[Görev 1] Aşağıdaki listenin her satırını ayrı bir dize yapıp boş satırları atlayarak bir JSON dizisi olarak düzenle.

Zengin dahi olunsa israfa, lükse kapı açılmaması icap ederken; buna ilâve olarak ‘tüyü bitmedik yetim’lerin hakkını israf etmek en büyük yanlışlardan biridir.
Kim israf ediyorsa, kim milletin bir kuruşunu dahi olsa boşu boşuna harcıyorsa o kınanmayı hak eder. Ve kim olursa olsun israf edenlere herkesin, 83 milyonun ve hatta dünyadaki her insanın itiraz etmesi gerekir ve bunu yapmak haktır.
Bazıları için önemli olmayan, ama esasta israf olduğu için itiraz edilmesi gereken ‘iki küçük haber’den bahsetmek icap etti. Medyaya yansıyan haberlere göre İstanbul Büyükşehir Belediyesi, daha doğrusu İETT, ‘turkuaz ve erguvan renkli’ otobüsleri ‘sarı’ renge boyamak için ihale açmış ve yaklaşık 3 bin otobüs ‘sarı’ya boyanacakmış.
Haberde şu bilgiler var: “İstanbul Büyükşehir Belediyesi (İBB) Meclisi’nin 17 Eylül 2020’de aldığı kararla tüm özel halk otobüsleri İETT çatısı altında birleştirilmesinin ardından yaklaşık 3 bin turkuaz ve erguvan renkli otobüsün sarıya dönüşümü için açılan ihale tamamlandı. (...) Açıklanan sonuca göre ihaleyi 16 milyon 73 bin 389 lira ile (filan/fç) Şirketi aldı. Boyama işlemlerinin 6 ay içerisinde tamamlanması bekleniyor. (...) İETT bünyesinde 3 bin otobüs hizmet verirken özel halk otobüslerinin de katılmasıyla bu sayı 6 bine çıktı.” (aa, 30 Mart 2021)
Haberin ayrıntılarını bilemiyoruz. Ama bu haberi duyunca yeni bir israf kapısı açıldığı kanaati hasıl oldu. İnternette yapılan aramada bu ihaleyle ilgili ciddî bir tenkit, itiraz ve eleştiriye rastlamak da mümkün olmadı. Acaba bu ve benzeri ‘âcil’ olmayan ihaleler hiç kimsenin tepkisini, itirazını celp etmiyor mu? Belki itiraz eden olmuştur, ama sanal âlemde yaptığımız aramada böyle bir itiraza rastlayamadık.

[Mevcut liste]
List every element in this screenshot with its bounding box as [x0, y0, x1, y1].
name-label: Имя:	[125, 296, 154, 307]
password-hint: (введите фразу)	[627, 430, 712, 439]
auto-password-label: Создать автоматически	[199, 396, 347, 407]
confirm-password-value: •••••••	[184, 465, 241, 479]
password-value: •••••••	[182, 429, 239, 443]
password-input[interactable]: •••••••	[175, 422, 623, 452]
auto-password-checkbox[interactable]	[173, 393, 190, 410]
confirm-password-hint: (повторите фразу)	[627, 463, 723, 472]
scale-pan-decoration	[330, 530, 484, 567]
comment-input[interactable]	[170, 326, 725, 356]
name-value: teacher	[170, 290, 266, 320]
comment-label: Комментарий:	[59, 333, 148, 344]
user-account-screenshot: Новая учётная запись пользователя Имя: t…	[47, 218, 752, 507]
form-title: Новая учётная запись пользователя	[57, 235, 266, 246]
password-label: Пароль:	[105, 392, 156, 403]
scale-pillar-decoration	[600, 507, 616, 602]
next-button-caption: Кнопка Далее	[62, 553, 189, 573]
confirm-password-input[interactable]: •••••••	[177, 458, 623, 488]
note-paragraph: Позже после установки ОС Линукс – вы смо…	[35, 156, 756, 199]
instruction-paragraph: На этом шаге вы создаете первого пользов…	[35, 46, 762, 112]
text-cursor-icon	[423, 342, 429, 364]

[Görev 2] Yukarıdaki israf konulu yazıyı kaldığı yerden alıp sürdür.

[Görev çıktısı 1]
[
  "List every element in this screenshot with its bounding box as [x0, y0, x1, y1].",
  "name-label: Имя:\t[125, 296, 154, 307]",
  "password-hint: (введите фразу)\t[627, 430, 712, 439]",
  "auto-password-label: Создать автоматически\t[199, 396, 347, 407]",
  "confirm-password-value: •••••••\t[184, 465, 241, 479]",
  "password-value: •••••••\t[182, 429, 239, 443]",
  "password-input[interactable]: •••••••\t[175, 422, 623, 452]",
  "auto-password-checkbox[interactable]\t[173, 393, 190, 410]",
  "confirm-password-hint: (повторите фразу)\t[627, 463, 723, 472]",
  "scale-pan-decoration\t[330, 530, 484, 567]",
  "comment-input[interactable]\t[170, 326, 725, 356]",
  "name-value: teacher\t[170, 290, 266, 320]",
  "comment-label: Комментарий:\t[59, 333, 148, 344]",
  "user-account-screenshot: Новая учётная запись пользователя Имя: t…\t[47, 218, 752, 507]",
  "form-title: Новая учётная запись пользователя\t[57, 235, 266, 246]",
  "password-label: Пароль:\t[105, 392, 156, 403]",
  "scale-pillar-decoration\t[600, 507, 616, 602]",
  "next-button-caption: Кнопка Далее\t[62, 553, 189, 573]",
  "confirm-password-input[interactable]: •••••••\t[177, 458, 623, 488]",
  "note-paragraph: Позже после установки ОС Линукс – вы смо…\t[35, 156, 756, 199]",
  "instruction-paragraph: На этом шаге вы создаете первого пользов…\t[35, 46, 762, 112]",
  "text-cursor-icon\t[423, 342, 429, 364]"
]

[Görev çıktısı 2]
Peki, itiraz edilmemesi normal midir? Ne yazık ki daha önce de benzer israf adımları atılmış ve ‘kırmızı’ olan otobüsler ‘sarı’ya boyanmıştır. İyi de bu işleri yaparken vatandaşın kanaatini sormak hiçbir idarecinin aklına gelmiyor mu?
Bunları ifade etmeye ihtiyaç olmaması gerekir. Belediyenin parası mı çok? Otobüslerin rengi böyle kalsa kim ne kaybeder? Olması gereken şudur: Böyle bir karar alındığı zaman, sadece eskidiği için boyası yenilenecek otobüslerin rengi değiştirilir ve zamanla hepsinin rengi aynı olabilir. Ama oturun bunca iş varken otobüs renkleriyle uğraşmak, yeni israfa ve masraf kapıları açmak çok çok yanlıştır. Bunu kim yapsa yanlış yapar ve yapıyor. Ayrıca bu yanlışlara kim itiraz etmiyorsa onlar da yanlış yapıyor.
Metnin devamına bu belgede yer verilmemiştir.